┌────────

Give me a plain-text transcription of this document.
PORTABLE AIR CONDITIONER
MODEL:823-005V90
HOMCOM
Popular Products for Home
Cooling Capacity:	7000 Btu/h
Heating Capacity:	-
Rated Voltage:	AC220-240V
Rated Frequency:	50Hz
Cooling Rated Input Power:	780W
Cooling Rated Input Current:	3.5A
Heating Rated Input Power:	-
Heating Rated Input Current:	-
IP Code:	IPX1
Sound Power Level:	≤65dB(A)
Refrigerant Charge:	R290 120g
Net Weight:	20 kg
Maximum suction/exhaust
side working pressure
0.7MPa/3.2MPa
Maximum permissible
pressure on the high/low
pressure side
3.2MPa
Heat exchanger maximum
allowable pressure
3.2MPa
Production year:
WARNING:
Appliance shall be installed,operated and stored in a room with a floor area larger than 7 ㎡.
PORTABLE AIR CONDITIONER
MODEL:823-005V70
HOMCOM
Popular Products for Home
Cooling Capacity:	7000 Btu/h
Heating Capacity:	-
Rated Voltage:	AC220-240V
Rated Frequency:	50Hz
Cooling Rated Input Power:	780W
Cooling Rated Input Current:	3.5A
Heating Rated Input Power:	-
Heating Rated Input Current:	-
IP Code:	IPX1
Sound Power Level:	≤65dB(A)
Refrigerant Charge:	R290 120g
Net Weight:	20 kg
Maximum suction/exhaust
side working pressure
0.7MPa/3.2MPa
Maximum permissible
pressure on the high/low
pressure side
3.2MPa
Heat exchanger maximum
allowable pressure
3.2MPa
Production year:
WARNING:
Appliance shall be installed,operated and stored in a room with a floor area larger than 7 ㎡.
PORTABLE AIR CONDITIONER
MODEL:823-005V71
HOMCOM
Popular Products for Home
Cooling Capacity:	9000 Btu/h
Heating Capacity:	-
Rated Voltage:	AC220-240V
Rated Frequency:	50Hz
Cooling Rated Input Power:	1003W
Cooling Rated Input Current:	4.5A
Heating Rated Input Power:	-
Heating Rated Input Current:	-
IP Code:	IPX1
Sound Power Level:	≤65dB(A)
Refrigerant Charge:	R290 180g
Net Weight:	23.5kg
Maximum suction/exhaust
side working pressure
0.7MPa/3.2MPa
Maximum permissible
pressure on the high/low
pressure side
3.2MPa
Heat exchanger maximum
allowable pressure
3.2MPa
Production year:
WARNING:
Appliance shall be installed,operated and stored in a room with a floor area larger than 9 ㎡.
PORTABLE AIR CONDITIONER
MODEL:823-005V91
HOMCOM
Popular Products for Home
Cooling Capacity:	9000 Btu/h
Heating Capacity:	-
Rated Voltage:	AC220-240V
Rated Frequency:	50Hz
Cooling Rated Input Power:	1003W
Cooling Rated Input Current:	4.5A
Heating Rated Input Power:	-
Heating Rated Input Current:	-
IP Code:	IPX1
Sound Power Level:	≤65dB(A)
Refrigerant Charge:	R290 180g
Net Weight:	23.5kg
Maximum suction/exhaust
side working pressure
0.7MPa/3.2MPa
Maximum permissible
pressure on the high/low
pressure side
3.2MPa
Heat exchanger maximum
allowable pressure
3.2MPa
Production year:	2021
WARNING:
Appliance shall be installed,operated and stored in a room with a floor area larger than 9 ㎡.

└────────

**Given problem**. Please quote the data above in full, with no line missing.

**Reply**.
Give me a plain-text transcription of this document.
PORTABLE AIR CONDITIONER
MODEL:823-005V90
HOMCOM
Popular Products for Home
Cooling Capacity:	7000 Btu/h
Heating Capacity:	-
Rated Voltage:	AC220-240V
Rated Frequency:	50Hz
Cooling Rated Input Power:	780W
Cooling Rated Input Current:	3.5A
Heating Rated Input Power:	-
Heating Rated Input Current:	-
IP Code:	IPX1
Sound Power Level:	≤65dB(A)
Refrigerant Charge:	R290 120g
Net Weight:	20 kg
Maximum suction/exhaust
side working pressure
0.7MPa/3.2MPa
Maximum permissible
pressure on the high/low
pressure side
3.2MPa
Heat exchanger maximum
allowable pressure
3.2MPa
Production year:
WARNING:
Appliance shall be installed,operated and stored in a room with a floor area larger than 7 ㎡.
PORTABLE AIR CONDITIONER
MODEL:823-005V70
HOMCOM
Popular Products for Home
Cooling Capacity:	7000 Btu/h
Heating Capacity:	-
Rated Voltage:	AC220-240V
Rated Frequency:	50Hz
Cooling Rated Input Power:	780W
Cooling Rated Input Current:	3.5A
Heating Rated Input Power:	-
Heating Rated Input Current:	-
IP Code:	IPX1
Sound Power Level:	≤65dB(A)
Refrigerant Charge:	R290 120g
Net Weight:	20 kg
Maximum suction/exhaust
side working pressure
0.7MPa/3.2MPa
Maximum permissible
pressure on the high/low
pressure side
3.2MPa
Heat exchanger maximum
allowable pressure
3.2MPa
Production year:
WARNING:
Appliance shall be installed,operated and stored in a room with a floor area larger than 7 ㎡.
PORTABLE AIR CONDITIONER
MODEL:823-005V71
HOMCOM
Popular Products for Home
Cooling Capacity:	9000 Btu/h
Heating Capacity:	-
Rated Voltage:	AC220-240V
Rated Frequency:	50Hz
Cooling Rated Input Power:	1003W
Cooling Rated Input Current:	4.5A
Heating Rated Input Power:	-
Heating Rated Input Current:	-
IP Code:	IPX1
Sound Power Level:	≤65dB(A)
Refrigerant Charge:	R290 180g
Net Weight:	23.5kg
Maximum suction/exhaust
side working pressure
0.7MPa/3.2MPa
Maximum permissible
pressure on the high/low
pressure side
3.2MPa
Heat exchanger maximum
allowable pressure
3.2MPa
Production year:
WARNING:
Appliance shall be installed,operated and stored in a room with a floor area larger than 9 ㎡.
PORTABLE AIR CONDITIONER
MODEL:823-005V91
HOMCOM
Popular Products for Home
Cooling Capacity:	9000 Btu/h
Heating Capacity:	-
Rated Voltage:	AC220-240V
Rated Frequency:	50Hz
Cooling Rated Input Power:	1003W
Cooling Rated Input Current:	4.5A
Heating Rated Input Power:	-
Heating Rated Input Current:	-
IP Code:	IPX1
Sound Power Level:	≤65dB(A)
Refrigerant Charge:	R290 180g
Net Weight:	23.5kg
Maximum suction/exhaust
side working pressure
0.7MPa/3.2MPa
Maximum permissible
pressure on the high/low
pressure side
3.2MPa
Heat exchanger maximum
allowable pressure
3.2MPa
Production year:	2021
WARNING:
Appliance shall be installed,operated and stored in a room with a floor area larger than 9 ㎡.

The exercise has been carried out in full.